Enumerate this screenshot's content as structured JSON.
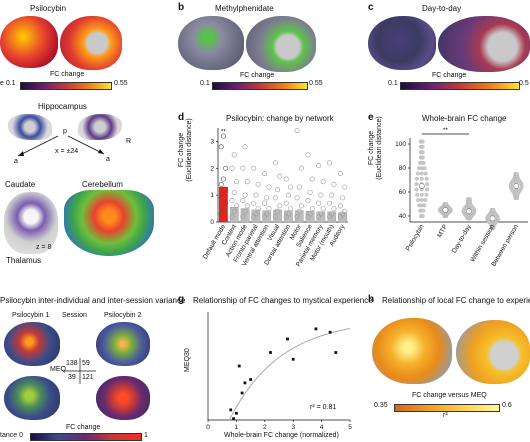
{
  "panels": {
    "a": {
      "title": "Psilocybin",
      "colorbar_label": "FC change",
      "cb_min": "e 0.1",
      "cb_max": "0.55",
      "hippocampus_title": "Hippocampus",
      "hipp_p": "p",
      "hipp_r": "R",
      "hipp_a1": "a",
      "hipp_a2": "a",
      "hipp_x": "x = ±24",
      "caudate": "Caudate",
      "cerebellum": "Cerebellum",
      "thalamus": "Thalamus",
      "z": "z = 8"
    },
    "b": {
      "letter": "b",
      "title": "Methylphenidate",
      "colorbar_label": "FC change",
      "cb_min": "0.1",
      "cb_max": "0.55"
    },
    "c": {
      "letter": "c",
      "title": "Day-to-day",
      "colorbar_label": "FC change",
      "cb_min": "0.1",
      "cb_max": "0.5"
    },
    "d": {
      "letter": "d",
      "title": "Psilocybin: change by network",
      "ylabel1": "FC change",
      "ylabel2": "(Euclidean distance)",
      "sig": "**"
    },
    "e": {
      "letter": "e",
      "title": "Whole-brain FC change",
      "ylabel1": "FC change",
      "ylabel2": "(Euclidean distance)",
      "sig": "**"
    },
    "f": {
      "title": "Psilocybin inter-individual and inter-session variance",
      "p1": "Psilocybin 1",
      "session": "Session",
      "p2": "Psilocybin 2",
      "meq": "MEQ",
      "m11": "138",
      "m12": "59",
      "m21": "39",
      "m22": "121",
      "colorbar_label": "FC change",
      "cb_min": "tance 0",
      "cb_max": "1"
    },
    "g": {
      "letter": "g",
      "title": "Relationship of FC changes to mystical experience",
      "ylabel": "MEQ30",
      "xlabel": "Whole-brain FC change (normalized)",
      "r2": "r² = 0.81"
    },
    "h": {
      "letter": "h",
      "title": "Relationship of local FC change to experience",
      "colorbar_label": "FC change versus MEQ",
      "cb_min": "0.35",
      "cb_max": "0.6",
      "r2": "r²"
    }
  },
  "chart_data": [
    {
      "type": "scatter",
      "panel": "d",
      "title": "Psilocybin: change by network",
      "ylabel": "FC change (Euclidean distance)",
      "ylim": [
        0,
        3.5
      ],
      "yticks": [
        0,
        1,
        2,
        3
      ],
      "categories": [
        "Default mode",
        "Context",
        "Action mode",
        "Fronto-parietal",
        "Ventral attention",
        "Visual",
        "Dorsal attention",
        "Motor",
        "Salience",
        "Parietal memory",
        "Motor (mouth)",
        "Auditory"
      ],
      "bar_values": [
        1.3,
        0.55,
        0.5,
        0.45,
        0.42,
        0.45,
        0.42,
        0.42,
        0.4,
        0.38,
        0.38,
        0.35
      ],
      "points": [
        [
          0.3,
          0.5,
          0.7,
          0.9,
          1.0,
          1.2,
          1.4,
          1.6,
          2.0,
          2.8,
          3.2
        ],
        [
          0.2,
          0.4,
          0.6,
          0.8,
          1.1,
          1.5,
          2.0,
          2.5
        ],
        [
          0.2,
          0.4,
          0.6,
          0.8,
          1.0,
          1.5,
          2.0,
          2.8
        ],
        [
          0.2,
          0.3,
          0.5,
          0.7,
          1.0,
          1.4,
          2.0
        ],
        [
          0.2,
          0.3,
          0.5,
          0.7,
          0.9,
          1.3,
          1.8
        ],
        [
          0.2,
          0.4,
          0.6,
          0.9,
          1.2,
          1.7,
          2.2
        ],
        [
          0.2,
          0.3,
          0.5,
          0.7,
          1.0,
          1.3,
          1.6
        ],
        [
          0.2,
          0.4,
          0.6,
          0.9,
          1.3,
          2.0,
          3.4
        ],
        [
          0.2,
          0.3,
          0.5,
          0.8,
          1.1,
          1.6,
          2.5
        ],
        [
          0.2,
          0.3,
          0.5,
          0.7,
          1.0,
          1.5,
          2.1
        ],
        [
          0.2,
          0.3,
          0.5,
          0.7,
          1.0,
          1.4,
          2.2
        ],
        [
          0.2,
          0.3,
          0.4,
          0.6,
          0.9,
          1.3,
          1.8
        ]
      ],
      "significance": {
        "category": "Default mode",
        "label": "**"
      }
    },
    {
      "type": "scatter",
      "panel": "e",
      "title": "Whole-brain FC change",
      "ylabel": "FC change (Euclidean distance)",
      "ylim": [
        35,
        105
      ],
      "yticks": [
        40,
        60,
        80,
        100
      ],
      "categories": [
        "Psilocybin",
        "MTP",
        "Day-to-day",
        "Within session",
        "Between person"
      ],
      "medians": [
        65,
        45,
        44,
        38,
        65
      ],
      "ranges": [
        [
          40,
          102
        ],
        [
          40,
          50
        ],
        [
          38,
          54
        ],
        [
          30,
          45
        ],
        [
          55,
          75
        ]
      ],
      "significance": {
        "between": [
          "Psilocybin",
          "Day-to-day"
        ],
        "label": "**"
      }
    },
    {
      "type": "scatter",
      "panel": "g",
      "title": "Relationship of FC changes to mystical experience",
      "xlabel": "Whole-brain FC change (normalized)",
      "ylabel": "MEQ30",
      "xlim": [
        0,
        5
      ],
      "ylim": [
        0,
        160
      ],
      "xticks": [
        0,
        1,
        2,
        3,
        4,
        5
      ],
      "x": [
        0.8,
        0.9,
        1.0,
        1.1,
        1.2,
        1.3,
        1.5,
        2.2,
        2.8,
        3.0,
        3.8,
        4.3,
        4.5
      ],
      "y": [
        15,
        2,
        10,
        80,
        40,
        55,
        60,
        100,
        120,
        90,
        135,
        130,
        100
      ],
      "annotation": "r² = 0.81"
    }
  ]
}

Aim of the task: Give back all entries exactly. No pictures belong in the copy.

Solution to this problem:
Enumerate this screenshot's content as structured JSON.
{
  "panels": {
    "a": {
      "title": "Psilocybin",
      "colorbar_label": "FC change",
      "cb_min": "e 0.1",
      "cb_max": "0.55",
      "hippocampus_title": "Hippocampus",
      "hipp_p": "p",
      "hipp_r": "R",
      "hipp_a1": "a",
      "hipp_a2": "a",
      "hipp_x": "x = ±24",
      "caudate": "Caudate",
      "cerebellum": "Cerebellum",
      "thalamus": "Thalamus",
      "z": "z = 8"
    },
    "b": {
      "letter": "b",
      "title": "Methylphenidate",
      "colorbar_label": "FC change",
      "cb_min": "0.1",
      "cb_max": "0.55"
    },
    "c": {
      "letter": "c",
      "title": "Day-to-day",
      "colorbar_label": "FC change",
      "cb_min": "0.1",
      "cb_max": "0.5"
    },
    "d": {
      "letter": "d",
      "title": "Psilocybin: change by network",
      "ylabel1": "FC change",
      "ylabel2": "(Euclidean distance)",
      "sig": "**"
    },
    "e": {
      "letter": "e",
      "title": "Whole-brain FC change",
      "ylabel1": "FC change",
      "ylabel2": "(Euclidean distance)",
      "sig": "**"
    },
    "f": {
      "title": "Psilocybin inter-individual and inter-session variance",
      "p1": "Psilocybin 1",
      "session": "Session",
      "p2": "Psilocybin 2",
      "meq": "MEQ",
      "m11": "138",
      "m12": "59",
      "m21": "39",
      "m22": "121",
      "colorbar_label": "FC change",
      "cb_min": "tance 0",
      "cb_max": "1"
    },
    "g": {
      "letter": "g",
      "title": "Relationship of FC changes to mystical experience",
      "ylabel": "MEQ30",
      "xlabel": "Whole-brain FC change (normalized)",
      "r2": "r² = 0.81"
    },
    "h": {
      "letter": "h",
      "title": "Relationship of local FC change to experience",
      "colorbar_label": "FC change versus MEQ",
      "cb_min": "0.35",
      "cb_max": "0.6",
      "r2": "r²"
    }
  },
  "chart_data": [
    {
      "type": "scatter",
      "panel": "d",
      "title": "Psilocybin: change by network",
      "ylabel": "FC change (Euclidean distance)",
      "ylim": [
        0,
        3.5
      ],
      "yticks": [
        0,
        1,
        2,
        3
      ],
      "categories": [
        "Default mode",
        "Context",
        "Action mode",
        "Fronto-parietal",
        "Ventral attention",
        "Visual",
        "Dorsal attention",
        "Motor",
        "Salience",
        "Parietal memory",
        "Motor (mouth)",
        "Auditory"
      ],
      "bar_values": [
        1.3,
        0.55,
        0.5,
        0.45,
        0.42,
        0.45,
        0.42,
        0.42,
        0.4,
        0.38,
        0.38,
        0.35
      ],
      "points": [
        [
          0.3,
          0.5,
          0.7,
          0.9,
          1.0,
          1.2,
          1.4,
          1.6,
          2.0,
          2.8,
          3.2
        ],
        [
          0.2,
          0.4,
          0.6,
          0.8,
          1.1,
          1.5,
          2.0,
          2.5
        ],
        [
          0.2,
          0.4,
          0.6,
          0.8,
          1.0,
          1.5,
          2.0,
          2.8
        ],
        [
          0.2,
          0.3,
          0.5,
          0.7,
          1.0,
          1.4,
          2.0
        ],
        [
          0.2,
          0.3,
          0.5,
          0.7,
          0.9,
          1.3,
          1.8
        ],
        [
          0.2,
          0.4,
          0.6,
          0.9,
          1.2,
          1.7,
          2.2
        ],
        [
          0.2,
          0.3,
          0.5,
          0.7,
          1.0,
          1.3,
          1.6
        ],
        [
          0.2,
          0.4,
          0.6,
          0.9,
          1.3,
          2.0,
          3.4
        ],
        [
          0.2,
          0.3,
          0.5,
          0.8,
          1.1,
          1.6,
          2.5
        ],
        [
          0.2,
          0.3,
          0.5,
          0.7,
          1.0,
          1.5,
          2.1
        ],
        [
          0.2,
          0.3,
          0.5,
          0.7,
          1.0,
          1.4,
          2.2
        ],
        [
          0.2,
          0.3,
          0.4,
          0.6,
          0.9,
          1.3,
          1.8
        ]
      ],
      "significance": {
        "category": "Default mode",
        "label": "**"
      }
    },
    {
      "type": "scatter",
      "panel": "e",
      "title": "Whole-brain FC change",
      "ylabel": "FC change (Euclidean distance)",
      "ylim": [
        35,
        105
      ],
      "yticks": [
        40,
        60,
        80,
        100
      ],
      "categories": [
        "Psilocybin",
        "MTP",
        "Day-to-day",
        "Within session",
        "Between person"
      ],
      "medians": [
        65,
        45,
        44,
        38,
        65
      ],
      "ranges": [
        [
          40,
          102
        ],
        [
          40,
          50
        ],
        [
          38,
          54
        ],
        [
          30,
          45
        ],
        [
          55,
          75
        ]
      ],
      "significance": {
        "between": [
          "Psilocybin",
          "Day-to-day"
        ],
        "label": "**"
      }
    },
    {
      "type": "scatter",
      "panel": "g",
      "title": "Relationship of FC changes to mystical experience",
      "xlabel": "Whole-brain FC change (normalized)",
      "ylabel": "MEQ30",
      "xlim": [
        0,
        5
      ],
      "ylim": [
        0,
        160
      ],
      "xticks": [
        0,
        1,
        2,
        3,
        4,
        5
      ],
      "x": [
        0.8,
        0.9,
        1.0,
        1.1,
        1.2,
        1.3,
        1.5,
        2.2,
        2.8,
        3.0,
        3.8,
        4.3,
        4.5
      ],
      "y": [
        15,
        2,
        10,
        80,
        40,
        55,
        60,
        100,
        120,
        90,
        135,
        130,
        100
      ],
      "annotation": "r² = 0.81"
    }
  ]
}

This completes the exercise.